:: Data for processing
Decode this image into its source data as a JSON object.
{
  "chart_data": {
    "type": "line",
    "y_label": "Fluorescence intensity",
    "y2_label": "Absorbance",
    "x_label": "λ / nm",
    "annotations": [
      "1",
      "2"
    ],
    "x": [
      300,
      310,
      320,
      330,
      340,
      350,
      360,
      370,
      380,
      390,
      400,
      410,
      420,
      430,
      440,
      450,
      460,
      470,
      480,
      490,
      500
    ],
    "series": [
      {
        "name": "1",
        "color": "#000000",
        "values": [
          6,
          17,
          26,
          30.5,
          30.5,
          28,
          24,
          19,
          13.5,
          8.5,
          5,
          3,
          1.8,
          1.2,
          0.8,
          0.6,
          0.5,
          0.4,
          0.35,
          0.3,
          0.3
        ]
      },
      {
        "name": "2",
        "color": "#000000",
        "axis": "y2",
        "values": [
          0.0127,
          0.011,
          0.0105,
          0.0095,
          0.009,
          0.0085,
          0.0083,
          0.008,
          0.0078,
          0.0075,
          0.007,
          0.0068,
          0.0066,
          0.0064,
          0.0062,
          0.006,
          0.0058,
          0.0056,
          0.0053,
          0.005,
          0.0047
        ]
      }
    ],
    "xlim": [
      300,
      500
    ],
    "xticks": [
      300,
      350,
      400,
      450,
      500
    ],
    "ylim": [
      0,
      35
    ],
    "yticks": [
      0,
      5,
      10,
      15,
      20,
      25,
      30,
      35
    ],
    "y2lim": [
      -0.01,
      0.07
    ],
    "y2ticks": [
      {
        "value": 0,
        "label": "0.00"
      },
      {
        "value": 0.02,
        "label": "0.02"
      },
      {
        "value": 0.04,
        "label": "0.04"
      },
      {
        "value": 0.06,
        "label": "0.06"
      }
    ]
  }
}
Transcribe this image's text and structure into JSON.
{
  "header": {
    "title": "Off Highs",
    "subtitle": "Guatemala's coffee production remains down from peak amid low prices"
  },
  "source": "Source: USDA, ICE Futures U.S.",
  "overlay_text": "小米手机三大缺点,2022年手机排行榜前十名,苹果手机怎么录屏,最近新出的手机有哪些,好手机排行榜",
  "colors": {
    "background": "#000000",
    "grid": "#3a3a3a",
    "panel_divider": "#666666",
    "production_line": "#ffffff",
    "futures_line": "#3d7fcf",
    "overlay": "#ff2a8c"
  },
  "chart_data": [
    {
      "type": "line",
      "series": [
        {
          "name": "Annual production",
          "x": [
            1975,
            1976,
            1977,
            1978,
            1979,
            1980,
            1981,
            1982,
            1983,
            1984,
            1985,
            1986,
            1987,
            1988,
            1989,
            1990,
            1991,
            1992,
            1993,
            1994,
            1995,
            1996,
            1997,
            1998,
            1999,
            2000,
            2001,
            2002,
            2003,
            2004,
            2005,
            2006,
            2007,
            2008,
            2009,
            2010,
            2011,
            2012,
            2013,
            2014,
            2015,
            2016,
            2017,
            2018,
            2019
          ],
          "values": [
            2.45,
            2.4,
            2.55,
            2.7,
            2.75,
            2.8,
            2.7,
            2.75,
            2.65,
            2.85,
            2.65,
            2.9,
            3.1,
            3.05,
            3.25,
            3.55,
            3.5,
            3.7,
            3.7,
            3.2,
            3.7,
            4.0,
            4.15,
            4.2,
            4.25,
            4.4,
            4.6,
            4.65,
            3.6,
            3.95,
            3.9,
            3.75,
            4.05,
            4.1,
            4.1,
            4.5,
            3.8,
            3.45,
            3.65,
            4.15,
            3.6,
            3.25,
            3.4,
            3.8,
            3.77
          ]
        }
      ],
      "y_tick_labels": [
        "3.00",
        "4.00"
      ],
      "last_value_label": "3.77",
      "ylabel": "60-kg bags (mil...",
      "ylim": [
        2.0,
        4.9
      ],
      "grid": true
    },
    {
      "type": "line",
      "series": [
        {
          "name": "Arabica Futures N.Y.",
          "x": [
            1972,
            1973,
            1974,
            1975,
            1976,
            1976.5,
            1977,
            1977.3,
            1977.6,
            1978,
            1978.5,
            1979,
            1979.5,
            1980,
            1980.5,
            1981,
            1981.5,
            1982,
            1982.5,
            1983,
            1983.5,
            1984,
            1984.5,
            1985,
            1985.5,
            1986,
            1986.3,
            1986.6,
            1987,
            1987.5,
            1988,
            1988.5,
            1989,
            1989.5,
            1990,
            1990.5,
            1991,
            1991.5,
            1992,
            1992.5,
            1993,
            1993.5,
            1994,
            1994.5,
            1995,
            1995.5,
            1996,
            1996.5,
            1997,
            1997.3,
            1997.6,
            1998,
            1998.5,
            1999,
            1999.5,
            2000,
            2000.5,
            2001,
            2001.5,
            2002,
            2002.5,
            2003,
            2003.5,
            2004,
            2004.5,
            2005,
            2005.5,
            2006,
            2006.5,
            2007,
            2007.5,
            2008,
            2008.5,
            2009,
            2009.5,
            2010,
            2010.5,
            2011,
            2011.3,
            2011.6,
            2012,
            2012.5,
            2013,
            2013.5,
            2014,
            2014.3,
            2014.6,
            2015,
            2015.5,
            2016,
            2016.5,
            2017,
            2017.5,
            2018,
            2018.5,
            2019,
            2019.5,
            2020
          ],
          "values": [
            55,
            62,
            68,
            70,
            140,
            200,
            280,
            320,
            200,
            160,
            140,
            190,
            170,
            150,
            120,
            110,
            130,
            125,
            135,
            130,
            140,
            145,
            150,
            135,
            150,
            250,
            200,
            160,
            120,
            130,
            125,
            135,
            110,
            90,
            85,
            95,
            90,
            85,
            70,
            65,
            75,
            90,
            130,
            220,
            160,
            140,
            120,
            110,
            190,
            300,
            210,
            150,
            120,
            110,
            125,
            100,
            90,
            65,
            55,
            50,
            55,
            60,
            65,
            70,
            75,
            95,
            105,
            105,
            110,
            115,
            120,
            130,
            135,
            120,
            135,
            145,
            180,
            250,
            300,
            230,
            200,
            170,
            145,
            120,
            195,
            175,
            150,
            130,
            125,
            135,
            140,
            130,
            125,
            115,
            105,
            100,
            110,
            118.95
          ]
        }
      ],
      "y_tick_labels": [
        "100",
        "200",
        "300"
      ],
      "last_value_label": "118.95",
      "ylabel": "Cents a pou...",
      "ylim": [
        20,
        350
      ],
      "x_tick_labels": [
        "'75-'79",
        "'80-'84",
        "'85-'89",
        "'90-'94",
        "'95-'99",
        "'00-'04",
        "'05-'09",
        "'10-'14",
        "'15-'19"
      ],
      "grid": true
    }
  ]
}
::::
**Written instruction**
Write out every line of the listing that holds the word "image".

**Solution for this exercise**
Decode this image into its source data as a JSON object.
Transcribe this image's text and structure into JSON.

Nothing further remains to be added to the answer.